> Information supplied:

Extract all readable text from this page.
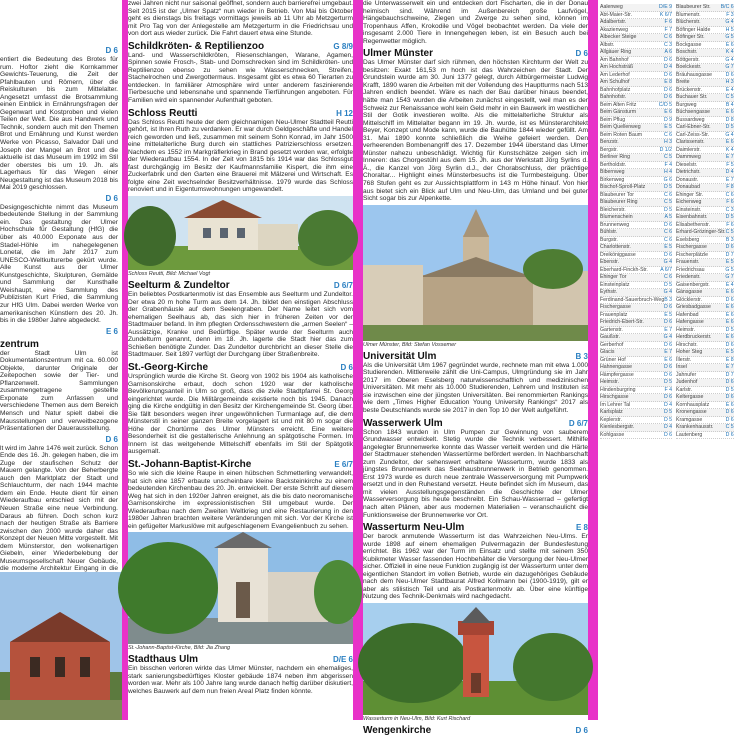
D 6

entiert die Bedeutung des Brotes für rum. Hoftor zieht die Kornkammer Gewichts-Teuerung, die Zeit der Pfahlbauten und Römern, über die Reiskulturen bis zum Mittelalter. Angesetzt umfasst die Brotsammlung einen Einblick in Ernährungsfragen der Gegenwart und Kostproben und vielen Teilen der Welt. Die aus Handwerk und Technik, sondern auch mit den Themen Brot und Ernährung und Kunst werden Werke von Picasso, Salvador Dalí und Joseph der Mangel an Brot und die aktuelle ist das Museum im 1992 im Stil der oberstes bis um 19. Jh. als Lagerhaus für das Wegen einer Neugestaltung ist das Museum 2018 bis Mai 2019 geschlossen.

D 6

Designgeschichte nimmt das Museum bedeutende Stellung in der Sammlung ein. Das gestaltung der Ulmer Hochschule für Gestaltung (HfG) die über als 40.000 Exponate aus der Stadel-Höhle im nahegelegenen Lonetal, die im Jahr 2017 zum UNESCO-Weltkulturerbe gekürt wurde. Alle Kunst aus der Ulmer Kunstgeschichte, Skulpturen, Gemälde und Sammlung der Kunsthalle Weishaupt, eine Sammlung des Publizisten Kurt Fried, die Sammlung zur HfG Ulm. Dabei werden Werke von amerikanischen Künstlern des 20. Jh. bis in die 1980er Jahre abgedeckt.

E 6
zentrum

der Stadt Ulm ist Dokumentationszentrum mit ca. 60.000 Objekte, darunter Originale der Zeitepochen sowie der Tier- und Pflanzenwelt. Sammlungen zusammengetragene gestellte Exponate zum Anfassen und verschiedene Themen aus dem Bereich Mensch und Natur spielt dabei die Mausstellungen und verweitbezogene Präsentationen der Dauerausstellung.

D 6

lt wird im Jahre 1476 weit zurück. Schon Ende des 16. Jh. gelegen haben, die im Zuge der staufischen Schutz der Mauern gelangte. Von der Beherbergte auch den Marktplatz der Stadt und Schlauchturm, der nach 1944 machte dem ein Ende. Heute dient für einen Wiederaufbau entschied sich mit der Neuen Straße eine neue Verbindung. Daraus ab führen. Doch schon kurz nach der heutigen Straße als Barriere zwischen den 2000 wurde daher das Konzept der Neuen Mitte vorgestellt. Mit dem Münsterstor, den wolkenartigen Giebeln, einer Wiederbelebung der Museumsgesellschaft Neuer Gebäude, die moderne Architektur Eingang in die

zwei Jahren nicht nur saisonal geöffnet, sondern auch barrierefrei umgebaut. Seit 2015 ist der „Ulmer Spatz“ nun wieder in Betrieb. Von Mai bis Oktober geht es dienstags bis freitags vormittags jeweils ab 11 Uhr ab Metzgerturm mit Pro Tag von der Anlegestelle am Metzgerturm in die Friedrichsau und von dort aus wieder zurück. Die Fahrt dauert etwa eine Stunde.

Schildkröten- & Reptilienzoo	G 8/9

Land- und Wasserschildkröten, Riesenschlangen, Warane, Agamen, Spinnen sowie Frosch-, Stab- und Dornschrecken sind im Schildkröten- und Reptilienzoo ebenso zu sehen wie Wasserschnecken, Streifen, Stachelrochen und Zwergottermaus. Insgesamt gibt es etwa 60 Tierarten zu entdecken. In familiärer Atmosphäre wird unter anderem faszinierende Tierbesuche und lebensnahe und spannende Tierführungen angeboten. Für Familien wird ein spannender Aufenthalt geboten.

Schloss Reutti	H 12

Das Schloss Reutti heute der dem gleichnamigen Neu-Ulmer Stadtteil Reutti gehört, ist Ihren Ruth zu verdanken. Er war durch Geldgeschäfte und Handel reich geworden und ließ, zusammen mit seinem Sohn Konrad, im Jahr 1500 eine mittelalterliche Burg durch ein stattliches Patrizierschloss ersetzen. Nachdem es 1552 im Markgräflerkrieg in Brand gesetzt worden war, erfolgte der Wiederaufbau 1554. In der Zeit von 1815 bis 1914 war das Schlossgut fast durchgängig im Besitz der Kaufmannsfamilie Kispert, die ihm eine Zuckerfabrik und den Garten eine Brauerei mit Mälzerei und Wirtschaft. Es folgte eine Zeit wechselnder Besitzverhältnisse. 1979 wurde das Schloss renoviert und in Eigentumswohnungen umgewandelt.

Schloss Reutti, Bild: Michael Vogt
Seelturm & Zundeltor	D 6/7

Ein beliebtes Postkartenmotiv ist das Ensemble aus Seelturm und Zundeltor. Der etwa 20 m hohe Turm aus dem 14. Jh. bildet den einstigen Abschluss der Grabenhäusle auf dem Seelengraben. Der Name leitet sich vom ehemaligen Seelhaus ab, das sich hier in früheren Zeiten vor der Stadtmauer befand. In ihm pflegten Ordensschwestern die „armen Seelen“ – Aussätzige, Kranke und Bedürftige. Später wurde der Seelturm auch Zundelturm genannt, denn im 18. Jh. lagerte die Stadt hier das zum Schießen benötigte Zunder. Das Zundeltor durchbricht an dieser Stelle die Stadtmauer. Seit 1897 verfügt der Durchgang über Straßenbreite.

St.-Georg-Kirche	D 6

Ursprünglich wurde die Kirche St. Georg von 1902 bis 1904 als katholische Garnisonskirche erbaut, doch schon 1920 war der katholische Bevölkerungsanteil in Ulm so groß, dass die zivile Stadtpfarrei St. Georg eingerichtet wurde. Die Militärgemeinde existierte noch bis 1945. Danach ging die Kirche endgültig in den Besitz der Kirchengemeinde St. Georg über. Sie fällt besonders wegen ihrer ungewöhnlichen Turmanlage auf, die dem Münsterstil in seiner ganzen Breite vorgelagert ist und mit 80 m sogar die Höhe der Chortürme des Ulmer Münsters erreicht. Eine weitere Besonderheit ist die gestalterische Anlehnung an spätgotische Formen. Im Innern ist das weitgehende Mittelschiff ebenfalls im Stil der Spätgotik ausgemalt.

St.-Johann-Baptist-Kirche	E 6/7

So wie sich die kleine Raupe in einen hübschen Schmetterling verwandelt, hat sich eine 1857 erbaute unscheinbare kleine Backsteinkirche zu einem bedeutenden Kirchenbau des 20. Jh. entwickelt. Der erste Schritt auf diesem Weg hat sich in den 1920er Jahren ereignet, als die bis dato neoromanische Garnisonskirche im expressionistischen Stil umgebaut wurde. Der Wiederaufbau nach dem Zweiten Weltkrieg und eine Restaurierung in den 1980er Jahren brachten weitere Veränderungen mit sich. Vor der Kirche ist ein gefügelter Markuslöwe mit aufgeschlagenem Evangelienbuch zu sehen.

St.-Johann-Baptist-Kirche, Bild: Jia Zhang
Stadthaus Ulm	D/E 6

Ein bisschen verloren wirkte das Ulmer Münster, nachdem ein ehemaliges, stark sanierungsbedürftiges Kloster gebäude 1874 neben ihm abgerissen worden war. Mehr als 100 Jahre lang wurde danach heftig darüber diskutiert, welches Bauwerk auf dem nun freien Areal Platz finden könnte.

die Unterwasserwelt ein und entdecken dort Fischarten, die in der Donau heimisch sind. Während im Außenbereich große Laufvögel, Hängebauchschweine, Ziegen und Zwerge zu sehen sind, können im Tropenhaus Affen, Krokodile und Vögel beobachtet werden. Da viele der insgesamt 2.000 Tiere in Innengehegen leben, ist ein Besuch auch bei Regenwetter möglich.

Ulmer Münster	D 6

Das Ulmer Münster darf sich rühmen, den höchsten Kirchturm der Welt zu besitzen: Exakt 161,53 m hoch ist das Wahrzeichen der Stadt. Der Grundstein wurde am 30. Juni 1377 gelegt, durch Altbürgermeister Ludwig Krafft, 1890 waren die Arbeiten mit der Vollendung des Hauptturms nach 513 Jahren endlich beendet. Wäre es nach der Bau darüber hinaus beendet, hätte man 1543 wurden die Arbeiten zunächst eingestellt, weil man es der Schweiz zur Renaissance wohl kein Geld mehr in ein Bauwerk im westlichen Stil der Gotik investieren wollte. Als die mittelalterliche Struktur als Mittelschiff im Mittelalter begann im 19. Jh. wurde, ist es Münsterarchitekt Beyer, Konzept und Mode kann, wurde die Bauhütte 1844 wieder gefüllt. Am 31. Mai 1890 konnte schließlich die Weihe gefeiert werden. Den verheerenden Bombenangriff des 17. Dezember 1944 überstand das Ulmer Münster nahezu unbeschädigt. Wichtig für Kunstschätze zeigen sich im Inneren: das Chorgestühl aus dem 15. Jh. aus der Werkstatt Jörg Syrlins d. Ä., die Kanzel von Jörg Syrlin d.J., der Chorabschluss, der prächtige Choraltar... Highlight eines Münsterbesuchs ist die Turmbesteigung. Über 768 Stufen geht es zur Aussichtsplattform in 143 m Höhe hinauf. Von hier aus bietet sich ein Blick auf Ulm und Neu-Ulm, das Umland und bei guter Sicht sogar bis zur Alpenkette.

Ulmer Münster, Bild: Stefan Vossemer
Universität Ulm	B 3

Als die Universität Ulm 1967 gegründet wurde, rechnete man mit etwa 1.000 Studierenden. Mittlerweile zählt die Uni-Campus, Ulmgründung sie im Jahr 2017 im Oberen Eselsberg naturwissenschaftlich und medizinischen Universitäten. Mit mehr als 10.000 Studierenden, Lehrern und Instituten ist sie inzwischen eine der jüngsten Universitäten. Bei renommierten Rankings wie dem „Times Higher Education Young University Rankings“ 2017 als beste Deutschlands wurde sie 2017 in den Top 10 der Welt aufgeführt.

Wasserwerk Ulm	D 6/7

Schon 1843 wurden in Ulm Pumpen zur Gewinnung von sauberem Grundwasser entwickelt. Stetig wurde die Technik verbessert. Mithilfe angelegter Brunnenwerke konnte das Wasser verteilt werden und die Härte der Stadtmauer stehenden Wassertürme befördert werden. In Nachbarschaft zum Zundeltor, der sehenswert erhaltene Wasserturm, wurde 1833 als jüngstes Brunnenwerk das Seelhausbrunnenwerk in Betrieb genommen. Erst 1973 wurde es durch neue zentrale Wasserversorgung mit Pumpwerk ersetzt und in den Ruhestand versetzt. Heute befindet sich im Museum, das mit vielen Ausstellungsgegenständen die Geschichte der Ulmer Wasserversorgung bis heute beschreibt. Ein Schau-Wasserrad – gefertigt nach alten Plänen, aber aus modernen Materialien – veranschaulicht die Funktionsweise der Brunnenwerke vor Ort.

Wasserturm Neu-Ulm	E 8

Der barock anmutende Wasserturm ist das Wahrzeichen Neu-Ulms. Er wurde 1898 auf einem ehemaligen Pulvermagazin der Bundesfestung errichtet. Bis 1962 war der Turm im Einsatz und stellte mit seinem 350 Kubikmeter Wasser fassenden Hochbehälter die Versorgung der Neu-Ulmer sicher. Offiziell in eine neue Funktion zugängig ist der Wasserturm unter dem eigentlichen Standort im vollen Betrieb, wurde ein dazugehöriges Gebäude nach dem Neu-Ulmer Stadtbaurat Alfred Kollmann bei (1900-1919), gilt er aber als stilistisch Teil und als Postkartenmotiv ab. Über eine künftige Nutzung des Technik-Denkmals wird nachgedacht.

Wasserturm in Neu-Ulm, Bild: Kurt Rischard
Wengenkirche	D 6
Aalenweg	D/E 9 Blaubeurer Str. B/C 6
Abt-Maier-Str.	K 6/7 Blumenstr.	F 3
Adalbertstr.	F 6 Blücherstr.	G 4
Akazienweg	F 7 Böfinger Halde	H 5
Albecker Steige	C 6 Böfinger Str.	G 5
Albstr.	C 3 Bockgasse	E 6
Allgäuer Ring	A 6 Boschstr.	K 4
Am Bahnhof	D 6 Böttgerstr.	G 4
Am Hochsträß	D 4 Boelckestr.	G 7
Am Lederhof	D 6 Bräuhausgasse	D 6
Am Schulhof	E 8 Breite	H 3
Bahnhofplatz	D 6 Brückenstr.	E 4
Bahnhofstr.	D 6 Buchauer Str.	C 5
Beim Alten Fritz	C/D 5 Burgweg	B 4
Beim Gänsturm	E 6 Büchsengasse	E 6
Beim Pflug	D 9 Bussardweg	D 8
Beim Quellenweg	E 5 Carl-Ebner-Str.	D 5
Beim Roten Baum	C 6 Carl-Zeiss-Str.	G 4
Benzstr.	H 3 Clarissenstr.	E 6
Bergstr.	D 1/2 Daimlerstr.	K 4
Berliner Ring	C 5 Dammweg	E 7
Bertholdstr.	F 4 Dieselstr.	F 5
Bibernweg	H 4 Dietrichstr.	D 4
Birkenweg	G 6 Donaustr.	E 7
Bischof-Sproll-Platz	D 5 Donaubad	F 8
Blaubeurer Tor	C 6 Ehinger Str.	C 6
Blaubeurer Ring	C 5 Eichenweg	F 6
Bleicherstr.	D 5 Einsteinstr.	C 3
Blumenschein	A 5 Eisenbahnstr.	D 5
Brunnenweg	D 6 Elisabethenstr.	F 6
Bühlstr.	C 6 Erhard-Grözinger-Str. C 5
Burgstr.	C 6 Eselsberg	B 3
Charlottenstr.	E 5 Fischergasse	D 6
Dreiköniggasse	D 6 Fischerplätzle	D 7
Ebenstr.	G 4 Frauenstr.	E 5
Eberhard-Finckh-Str. A 6/7 Friedrichsau	G 5
Ehinger Tor	C 6 Friedenstr.	G 7
Einsteinplatz	D 5 Gaisenbergstr.	E 4
Eythstr.	G 4 Gänsgasse	E 6
Ferdinand-Sauerbruch-Weg B 3 Glöcklerstr.	D 6
Fischergasse	D 6 Griesbadgasse	E 6
Frauenplatz	E 5 Hafenbad	E 6
Friedrich-Ebert-Str.	D 6 Hafengasse	E 6
Gartenstr.	E 7 Heimstr.	D 5
Gaußstr.	G 4 Herdbruckerstr.	E 6
Gerberhof	D 6 Hirschstr.	D 6
Glacis	E 7 Hoher Steg	E 5
Grüner Hof	E 6 Illerstr.	E 8
Hahnengasse	D 6 Insel	E 7
Hämpfergasse	D 6 Jahnufer	D 7
Heimstr.	D 5 Judenhof	D 6
Hindenburgring	F 4 Karlstr.	D 5
Hirschgasse	D 6 Keltergasse	D 6
Im Lehrer Tal	D 4 Kornhausplatz	E 6
Karlsplatz	D 5 Kronengasse	D 6
Keplerstr.	D 5 Kramgasse	D 6
Kienlesbergstr.	D 4 Krankenhausstr. C 5
Kohlgasse	D 6 Lautenberg	D 6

> Problem to work on: Report each line of the data in which "Beim" occurs.

> Answer area:
Beim Alten Fritz	C/D 5 Burgweg	B 4
Beim Gänsturm	E 6 Büchsengasse	E 6
Beim Pflug	D 9 Bussardweg	D 8
Beim Quellenweg	E 5 Carl-Ebner-Str.	D 5
Beim Roten Baum	C 6 Carl-Zeiss-Str.	G 4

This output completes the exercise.